* [Exercise requirements]: Please write out the material below exactly as given.

-------- Dataset entries

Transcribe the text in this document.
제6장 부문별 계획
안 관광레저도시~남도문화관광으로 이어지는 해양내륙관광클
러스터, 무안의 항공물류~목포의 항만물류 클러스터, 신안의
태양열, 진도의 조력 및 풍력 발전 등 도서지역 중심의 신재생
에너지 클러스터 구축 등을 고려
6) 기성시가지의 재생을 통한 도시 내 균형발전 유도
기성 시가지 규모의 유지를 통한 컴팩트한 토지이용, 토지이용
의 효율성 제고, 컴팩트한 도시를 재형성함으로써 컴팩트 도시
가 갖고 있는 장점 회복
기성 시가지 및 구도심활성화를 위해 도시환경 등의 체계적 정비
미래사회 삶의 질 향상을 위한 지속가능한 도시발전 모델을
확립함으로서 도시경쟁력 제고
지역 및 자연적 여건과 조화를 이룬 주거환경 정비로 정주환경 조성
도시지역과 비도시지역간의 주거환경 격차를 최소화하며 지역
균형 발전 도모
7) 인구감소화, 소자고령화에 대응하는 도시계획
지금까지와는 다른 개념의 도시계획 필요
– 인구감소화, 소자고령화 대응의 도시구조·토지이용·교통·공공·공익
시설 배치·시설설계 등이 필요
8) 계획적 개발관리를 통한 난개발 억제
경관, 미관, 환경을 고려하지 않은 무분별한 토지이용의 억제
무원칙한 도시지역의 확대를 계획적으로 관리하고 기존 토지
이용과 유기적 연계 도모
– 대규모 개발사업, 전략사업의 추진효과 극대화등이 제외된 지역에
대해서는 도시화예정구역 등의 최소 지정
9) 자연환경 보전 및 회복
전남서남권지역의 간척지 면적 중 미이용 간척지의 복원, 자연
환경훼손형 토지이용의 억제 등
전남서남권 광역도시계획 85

----------------

* [Output for this task]:
Transcribe the text in this document.
제6장 부문별 계획
안 관광레저도시~남도문화관광으로 이어지는 해양내륙관광클
러스터, 무안의 항공물류~목포의 항만물류 클러스터, 신안의
태양열, 진도의 조력 및 풍력 발전 등 도서지역 중심의 신재생
에너지 클러스터 구축 등을 고려
6) 기성시가지의 재생을 통한 도시 내 균형발전 유도
기성 시가지 규모의 유지를 통한 컴팩트한 토지이용, 토지이용
의 효율성 제고, 컴팩트한 도시를 재형성함으로써 컴팩트 도시
가 갖고 있는 장점 회복
기성 시가지 및 구도심활성화를 위해 도시환경 등의 체계적 정비
미래사회 삶의 질 향상을 위한 지속가능한 도시발전 모델을
확립함으로서 도시경쟁력 제고
지역 및 자연적 여건과 조화를 이룬 주거환경 정비로 정주환경 조성
도시지역과 비도시지역간의 주거환경 격차를 최소화하며 지역
균형 발전 도모
7) 인구감소화, 소자고령화에 대응하는 도시계획
지금까지와는 다른 개념의 도시계획 필요
– 인구감소화, 소자고령화 대응의 도시구조·토지이용·교통·공공·공익
시설 배치·시설설계 등이 필요
8) 계획적 개발관리를 통한 난개발 억제
경관, 미관, 환경을 고려하지 않은 무분별한 토지이용의 억제
무원칙한 도시지역의 확대를 계획적으로 관리하고 기존 토지
이용과 유기적 연계 도모
– 대규모 개발사업, 전략사업의 추진효과 극대화등이 제외된 지역에
대해서는 도시화예정구역 등의 최소 지정
9) 자연환경 보전 및 회복
전남서남권지역의 간척지 면적 중 미이용 간척지의 복원, 자연
환경훼손형 토지이용의 억제 등
전남서남권 광역도시계획 85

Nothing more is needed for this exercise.